>> begin Records supplied

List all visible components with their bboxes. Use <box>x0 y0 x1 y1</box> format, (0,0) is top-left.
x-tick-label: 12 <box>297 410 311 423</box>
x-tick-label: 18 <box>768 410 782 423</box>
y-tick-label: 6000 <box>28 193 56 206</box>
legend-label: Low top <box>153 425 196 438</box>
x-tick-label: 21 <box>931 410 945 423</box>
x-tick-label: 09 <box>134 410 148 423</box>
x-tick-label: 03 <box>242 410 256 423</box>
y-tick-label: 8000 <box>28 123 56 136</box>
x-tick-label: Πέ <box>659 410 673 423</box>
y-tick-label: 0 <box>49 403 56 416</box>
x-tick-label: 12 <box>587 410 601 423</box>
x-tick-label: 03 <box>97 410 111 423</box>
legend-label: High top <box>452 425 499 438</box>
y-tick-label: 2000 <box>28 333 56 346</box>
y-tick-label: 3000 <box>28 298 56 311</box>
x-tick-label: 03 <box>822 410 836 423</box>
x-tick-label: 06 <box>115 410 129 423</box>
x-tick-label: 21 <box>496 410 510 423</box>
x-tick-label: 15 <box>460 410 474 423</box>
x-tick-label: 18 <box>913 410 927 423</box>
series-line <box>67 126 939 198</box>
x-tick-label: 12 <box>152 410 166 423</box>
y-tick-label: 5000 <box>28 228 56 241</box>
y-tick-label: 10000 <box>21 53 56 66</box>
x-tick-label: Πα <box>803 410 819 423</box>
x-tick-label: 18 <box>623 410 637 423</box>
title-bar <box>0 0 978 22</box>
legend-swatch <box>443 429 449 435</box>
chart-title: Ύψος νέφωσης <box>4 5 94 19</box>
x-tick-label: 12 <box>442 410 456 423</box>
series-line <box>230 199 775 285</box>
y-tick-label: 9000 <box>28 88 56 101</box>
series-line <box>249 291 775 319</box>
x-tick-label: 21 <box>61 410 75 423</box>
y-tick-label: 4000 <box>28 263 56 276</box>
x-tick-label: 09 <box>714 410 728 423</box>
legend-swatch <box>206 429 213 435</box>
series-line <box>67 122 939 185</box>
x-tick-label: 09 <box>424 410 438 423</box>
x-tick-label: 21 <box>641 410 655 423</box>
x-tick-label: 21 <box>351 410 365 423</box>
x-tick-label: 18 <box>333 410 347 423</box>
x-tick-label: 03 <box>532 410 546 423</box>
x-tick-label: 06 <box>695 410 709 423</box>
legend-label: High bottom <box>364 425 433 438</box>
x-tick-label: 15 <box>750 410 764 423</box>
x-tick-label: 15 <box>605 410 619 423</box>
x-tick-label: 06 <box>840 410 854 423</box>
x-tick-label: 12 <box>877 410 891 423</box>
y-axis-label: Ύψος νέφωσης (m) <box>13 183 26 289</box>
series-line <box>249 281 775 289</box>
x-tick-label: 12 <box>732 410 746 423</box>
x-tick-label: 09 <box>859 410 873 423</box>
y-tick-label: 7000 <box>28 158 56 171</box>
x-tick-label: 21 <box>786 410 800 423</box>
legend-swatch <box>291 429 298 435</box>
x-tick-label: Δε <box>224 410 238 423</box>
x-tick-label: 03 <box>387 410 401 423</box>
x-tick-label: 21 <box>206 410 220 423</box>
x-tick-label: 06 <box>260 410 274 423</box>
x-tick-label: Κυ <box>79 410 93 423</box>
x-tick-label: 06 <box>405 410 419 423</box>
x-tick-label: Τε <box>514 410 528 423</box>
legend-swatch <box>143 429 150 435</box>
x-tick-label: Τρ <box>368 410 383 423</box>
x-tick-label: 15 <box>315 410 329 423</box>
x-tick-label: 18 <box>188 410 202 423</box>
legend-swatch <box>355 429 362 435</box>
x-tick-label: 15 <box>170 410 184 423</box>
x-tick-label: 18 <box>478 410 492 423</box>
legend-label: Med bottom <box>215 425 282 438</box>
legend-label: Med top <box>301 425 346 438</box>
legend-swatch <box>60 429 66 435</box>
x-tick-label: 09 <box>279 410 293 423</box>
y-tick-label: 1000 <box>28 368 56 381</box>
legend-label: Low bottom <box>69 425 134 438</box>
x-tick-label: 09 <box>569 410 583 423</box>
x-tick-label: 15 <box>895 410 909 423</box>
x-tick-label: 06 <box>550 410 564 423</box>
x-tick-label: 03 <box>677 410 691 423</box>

>> end Records supplied

• _Exercise objective_:
Return all of the lines above word for word, keeping them in the same order.

• _Solution to this exercise_:
List all visible components with their bboxes. Use <box>x0 y0 x1 y1</box> format, (0,0) is top-left.
x-tick-label: 12 <box>297 410 311 423</box>
x-tick-label: 18 <box>768 410 782 423</box>
y-tick-label: 6000 <box>28 193 56 206</box>
legend-label: Low top <box>153 425 196 438</box>
x-tick-label: 21 <box>931 410 945 423</box>
x-tick-label: 09 <box>134 410 148 423</box>
x-tick-label: 03 <box>242 410 256 423</box>
y-tick-label: 8000 <box>28 123 56 136</box>
x-tick-label: Πέ <box>659 410 673 423</box>
y-tick-label: 0 <box>49 403 56 416</box>
x-tick-label: 12 <box>587 410 601 423</box>
x-tick-label: 03 <box>97 410 111 423</box>
legend-label: High top <box>452 425 499 438</box>
y-tick-label: 2000 <box>28 333 56 346</box>
y-tick-label: 3000 <box>28 298 56 311</box>
x-tick-label: 03 <box>822 410 836 423</box>
x-tick-label: 06 <box>115 410 129 423</box>
x-tick-label: 21 <box>496 410 510 423</box>
x-tick-label: 15 <box>460 410 474 423</box>
x-tick-label: 18 <box>913 410 927 423</box>
series-line <box>67 126 939 198</box>
x-tick-label: 12 <box>152 410 166 423</box>
y-tick-label: 5000 <box>28 228 56 241</box>
y-tick-label: 10000 <box>21 53 56 66</box>
x-tick-label: Πα <box>803 410 819 423</box>
x-tick-label: 18 <box>623 410 637 423</box>
title-bar <box>0 0 978 22</box>
legend-swatch <box>443 429 449 435</box>
chart-title: Ύψος νέφωσης <box>4 5 94 19</box>
x-tick-label: 12 <box>442 410 456 423</box>
series-line <box>230 199 775 285</box>
y-tick-label: 9000 <box>28 88 56 101</box>
series-line <box>249 291 775 319</box>
x-tick-label: 21 <box>61 410 75 423</box>
y-tick-label: 4000 <box>28 263 56 276</box>
x-tick-label: 09 <box>714 410 728 423</box>
legend-swatch <box>206 429 213 435</box>
series-line <box>67 122 939 185</box>
x-tick-label: 09 <box>424 410 438 423</box>
x-tick-label: 21 <box>641 410 655 423</box>
x-tick-label: 21 <box>351 410 365 423</box>
x-tick-label: 18 <box>333 410 347 423</box>
x-tick-label: 03 <box>532 410 546 423</box>
x-tick-label: 06 <box>695 410 709 423</box>
legend-label: High bottom <box>364 425 433 438</box>
x-tick-label: 15 <box>750 410 764 423</box>
x-tick-label: 15 <box>605 410 619 423</box>
x-tick-label: 06 <box>840 410 854 423</box>
x-tick-label: 12 <box>877 410 891 423</box>
y-axis-label: Ύψος νέφωσης (m) <box>13 183 26 289</box>
series-line <box>249 281 775 289</box>
x-tick-label: 12 <box>732 410 746 423</box>
x-tick-label: 09 <box>859 410 873 423</box>
y-tick-label: 7000 <box>28 158 56 171</box>
x-tick-label: 21 <box>786 410 800 423</box>
legend-swatch <box>291 429 298 435</box>
x-tick-label: Δε <box>224 410 238 423</box>
x-tick-label: 03 <box>387 410 401 423</box>
x-tick-label: 21 <box>206 410 220 423</box>
x-tick-label: 06 <box>260 410 274 423</box>
x-tick-label: Κυ <box>79 410 93 423</box>
x-tick-label: 06 <box>405 410 419 423</box>
x-tick-label: Τε <box>514 410 528 423</box>
legend-swatch <box>143 429 150 435</box>
x-tick-label: Τρ <box>368 410 383 423</box>
x-tick-label: 15 <box>315 410 329 423</box>
x-tick-label: 18 <box>188 410 202 423</box>
legend-swatch <box>355 429 362 435</box>
x-tick-label: 15 <box>170 410 184 423</box>
x-tick-label: 18 <box>478 410 492 423</box>
legend-label: Med bottom <box>215 425 282 438</box>
legend-label: Med top <box>301 425 346 438</box>
legend-swatch <box>60 429 66 435</box>
x-tick-label: 09 <box>279 410 293 423</box>
y-tick-label: 1000 <box>28 368 56 381</box>
legend-label: Low bottom <box>69 425 134 438</box>
x-tick-label: 09 <box>569 410 583 423</box>
x-tick-label: 15 <box>895 410 909 423</box>
x-tick-label: 06 <box>550 410 564 423</box>
x-tick-label: 03 <box>677 410 691 423</box>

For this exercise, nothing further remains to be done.